» **Exercise details**: Look through the data and write out every line with the word "title" in it.

--- Start of Exercise input ---

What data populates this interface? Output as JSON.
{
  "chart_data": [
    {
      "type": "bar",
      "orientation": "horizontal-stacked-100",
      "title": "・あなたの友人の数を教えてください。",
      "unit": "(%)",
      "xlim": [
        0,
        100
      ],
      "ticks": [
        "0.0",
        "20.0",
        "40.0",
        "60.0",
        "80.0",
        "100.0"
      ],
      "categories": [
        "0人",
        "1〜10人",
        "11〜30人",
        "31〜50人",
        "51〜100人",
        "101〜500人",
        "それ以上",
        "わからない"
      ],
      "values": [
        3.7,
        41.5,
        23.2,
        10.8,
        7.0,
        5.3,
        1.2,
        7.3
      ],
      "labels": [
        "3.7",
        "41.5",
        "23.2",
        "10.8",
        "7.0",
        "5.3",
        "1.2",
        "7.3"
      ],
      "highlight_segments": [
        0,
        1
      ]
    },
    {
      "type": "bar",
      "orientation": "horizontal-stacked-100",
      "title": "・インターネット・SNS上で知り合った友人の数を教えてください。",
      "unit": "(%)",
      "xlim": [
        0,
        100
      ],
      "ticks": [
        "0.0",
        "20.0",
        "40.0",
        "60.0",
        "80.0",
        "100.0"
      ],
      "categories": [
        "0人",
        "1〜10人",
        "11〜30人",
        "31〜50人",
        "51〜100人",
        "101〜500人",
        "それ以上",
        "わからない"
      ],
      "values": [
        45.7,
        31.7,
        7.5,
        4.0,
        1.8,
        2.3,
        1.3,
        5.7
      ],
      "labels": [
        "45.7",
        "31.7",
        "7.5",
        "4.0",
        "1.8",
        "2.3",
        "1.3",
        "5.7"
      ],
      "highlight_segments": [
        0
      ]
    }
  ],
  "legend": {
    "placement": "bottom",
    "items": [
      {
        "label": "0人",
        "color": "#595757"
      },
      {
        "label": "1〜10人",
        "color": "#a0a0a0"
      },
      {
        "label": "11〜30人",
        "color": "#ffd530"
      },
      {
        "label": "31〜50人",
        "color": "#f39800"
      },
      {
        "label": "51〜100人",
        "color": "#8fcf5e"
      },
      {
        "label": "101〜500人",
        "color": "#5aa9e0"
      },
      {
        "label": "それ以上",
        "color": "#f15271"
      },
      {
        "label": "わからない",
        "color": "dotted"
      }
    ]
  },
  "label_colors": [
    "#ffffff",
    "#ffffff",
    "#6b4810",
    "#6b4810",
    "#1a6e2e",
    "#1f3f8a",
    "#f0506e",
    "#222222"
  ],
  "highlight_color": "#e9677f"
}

--- End of Exercise input ---

» **Result of this exercise**:
      "title": "・あなたの友人の数を教えてください。",
      "title": "・インターネット・SNS上で知り合った友人の数を教えてください。",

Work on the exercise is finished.